▶ YOUR OBJECTIVE
So that nothing is lost, transcribe each line of the records exactly.

▶ DATASET ENTRIES
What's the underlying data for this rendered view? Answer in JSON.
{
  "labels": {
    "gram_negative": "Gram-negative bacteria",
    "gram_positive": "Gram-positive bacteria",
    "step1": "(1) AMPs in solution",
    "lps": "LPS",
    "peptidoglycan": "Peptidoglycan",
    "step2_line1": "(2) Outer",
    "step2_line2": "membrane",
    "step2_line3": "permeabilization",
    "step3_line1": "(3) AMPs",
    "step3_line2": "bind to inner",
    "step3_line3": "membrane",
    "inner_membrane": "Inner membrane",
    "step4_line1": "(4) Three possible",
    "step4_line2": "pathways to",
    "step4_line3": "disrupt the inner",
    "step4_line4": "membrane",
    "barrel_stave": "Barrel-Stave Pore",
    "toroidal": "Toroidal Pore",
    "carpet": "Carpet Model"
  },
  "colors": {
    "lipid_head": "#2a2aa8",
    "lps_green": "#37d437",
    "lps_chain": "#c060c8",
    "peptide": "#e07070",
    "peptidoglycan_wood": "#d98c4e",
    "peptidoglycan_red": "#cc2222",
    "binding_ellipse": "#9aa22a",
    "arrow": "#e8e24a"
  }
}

▶ EXPECTED ANSWER
What's the underlying data for this rendered view? Answer in JSON.
{
  "labels": {
    "gram_negative": "Gram-negative bacteria",
    "gram_positive": "Gram-positive bacteria",
    "step1": "(1) AMPs in solution",
    "lps": "LPS",
    "peptidoglycan": "Peptidoglycan",
    "step2_line1": "(2) Outer",
    "step2_line2": "membrane",
    "step2_line3": "permeabilization",
    "step3_line1": "(3) AMPs",
    "step3_line2": "bind to inner",
    "step3_line3": "membrane",
    "inner_membrane": "Inner membrane",
    "step4_line1": "(4) Three possible",
    "step4_line2": "pathways to",
    "step4_line3": "disrupt the inner",
    "step4_line4": "membrane",
    "barrel_stave": "Barrel-Stave Pore",
    "toroidal": "Toroidal Pore",
    "carpet": "Carpet Model"
  },
  "colors": {
    "lipid_head": "#2a2aa8",
    "lps_green": "#37d437",
    "lps_chain": "#c060c8",
    "peptide": "#e07070",
    "peptidoglycan_wood": "#d98c4e",
    "peptidoglycan_red": "#cc2222",
    "binding_ellipse": "#9aa22a",
    "arrow": "#e8e24a"
  }
}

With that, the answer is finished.